-- BEGIN --

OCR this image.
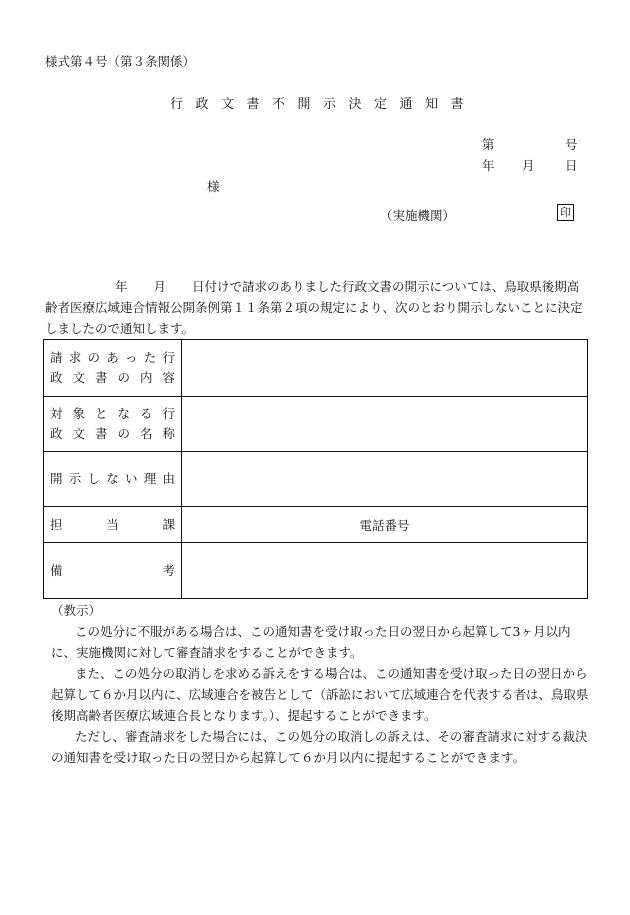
様式第４号（第３条関係）
行政文書不開示決定通知書
第	号
年 月 日
様
（実施機関）	印
年 月 日付けで請求のありました行政文書の開示については、鳥取県後期高齢者医療広域連合情報公開条例第１１条第２項の規定により、次のとおり開示しないことに決定しましたので通知します。
請求のあった行
政文書の内容	

対象となる行
政文書の名称	

開示しない理由	

担当課	電話番号

備考	

（教示）

この処分に不服がある場合は、この通知書を受け取った日の翌日から起算して3ヶ月以内に、実施機関に対して審査請求をすることができます。

また、この処分の取消しを求める訴えをする場合は、この通知書を受け取った日の翌日から起算して６か月以内に、広域連合を被告として（訴訟において広域連合を代表する者は、鳥取県後期高齢者医療広域連合長となります。）、提起することができます。

ただし、審査請求をした場合には、この処分の取消しの訴えは、その審査請求に対する裁決の通知書を受け取った日の翌日から起算して６か月以内に提起することができます。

-- END --

▶ [What is asked] The records shown above are to be repeated exactly, with the pictures left out.

▶ [Completed task]
OCR this image.
様式第４号（第３条関係）
行政文書不開示決定通知書
第	号
年 月 日
様
（実施機関）	印
年 月 日付けで請求のありました行政文書の開示については、鳥取県後期高齢者医療広域連合情報公開条例第１１条第２項の規定により、次のとおり開示しないことに決定しましたので通知します。
請求のあった行
政文書の内容	

対象となる行
政文書の名称	

開示しない理由	

担当課	電話番号

備考	

（教示）

この処分に不服がある場合は、この通知書を受け取った日の翌日から起算して3ヶ月以内に、実施機関に対して審査請求をすることができます。

また、この処分の取消しを求める訴えをする場合は、この通知書を受け取った日の翌日から起算して６か月以内に、広域連合を被告として（訴訟において広域連合を代表する者は、鳥取県後期高齢者医療広域連合長となります。）、提起することができます。

ただし、審査請求をした場合には、この処分の取消しの訴えは、その審査請求に対する裁決の通知書を受け取った日の翌日から起算して６か月以内に提起することができます。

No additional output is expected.